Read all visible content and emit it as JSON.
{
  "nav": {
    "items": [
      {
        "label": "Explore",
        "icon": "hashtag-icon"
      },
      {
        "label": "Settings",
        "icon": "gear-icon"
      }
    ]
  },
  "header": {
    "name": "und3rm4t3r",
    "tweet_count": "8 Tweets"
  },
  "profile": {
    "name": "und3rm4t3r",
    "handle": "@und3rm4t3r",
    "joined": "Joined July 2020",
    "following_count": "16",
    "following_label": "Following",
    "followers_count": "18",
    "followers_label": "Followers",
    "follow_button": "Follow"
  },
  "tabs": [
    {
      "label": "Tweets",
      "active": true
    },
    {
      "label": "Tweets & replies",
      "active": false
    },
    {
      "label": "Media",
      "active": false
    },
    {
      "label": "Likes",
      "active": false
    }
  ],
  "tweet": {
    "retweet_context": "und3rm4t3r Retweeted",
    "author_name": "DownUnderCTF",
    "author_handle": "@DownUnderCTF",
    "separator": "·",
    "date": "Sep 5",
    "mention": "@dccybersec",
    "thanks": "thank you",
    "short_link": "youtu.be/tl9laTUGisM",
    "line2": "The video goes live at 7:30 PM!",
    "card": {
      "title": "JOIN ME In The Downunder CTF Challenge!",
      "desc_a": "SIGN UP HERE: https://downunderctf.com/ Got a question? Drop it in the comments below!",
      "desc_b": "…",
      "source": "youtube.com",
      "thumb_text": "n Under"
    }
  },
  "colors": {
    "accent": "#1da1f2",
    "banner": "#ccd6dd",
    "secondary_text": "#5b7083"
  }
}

→ Written problem: Transcribe every record above exactly as it appears.

→ Worked solution:
Read all visible content and emit it as JSON.
{
  "nav": {
    "items": [
      {
        "label": "Explore",
        "icon": "hashtag-icon"
      },
      {
        "label": "Settings",
        "icon": "gear-icon"
      }
    ]
  },
  "header": {
    "name": "und3rm4t3r",
    "tweet_count": "8 Tweets"
  },
  "profile": {
    "name": "und3rm4t3r",
    "handle": "@und3rm4t3r",
    "joined": "Joined July 2020",
    "following_count": "16",
    "following_label": "Following",
    "followers_count": "18",
    "followers_label": "Followers",
    "follow_button": "Follow"
  },
  "tabs": [
    {
      "label": "Tweets",
      "active": true
    },
    {
      "label": "Tweets & replies",
      "active": false
    },
    {
      "label": "Media",
      "active": false
    },
    {
      "label": "Likes",
      "active": false
    }
  ],
  "tweet": {
    "retweet_context": "und3rm4t3r Retweeted",
    "author_name": "DownUnderCTF",
    "author_handle": "@DownUnderCTF",
    "separator": "·",
    "date": "Sep 5",
    "mention": "@dccybersec",
    "thanks": "thank you",
    "short_link": "youtu.be/tl9laTUGisM",
    "line2": "The video goes live at 7:30 PM!",
    "card": {
      "title": "JOIN ME In The Downunder CTF Challenge!",
      "desc_a": "SIGN UP HERE: https://downunderctf.com/ Got a question? Drop it in the comments below!",
      "desc_b": "…",
      "source": "youtube.com",
      "thumb_text": "n Under"
    }
  },
  "colors": {
    "accent": "#1da1f2",
    "banner": "#ccd6dd",
    "secondary_text": "#5b7083"
  }
}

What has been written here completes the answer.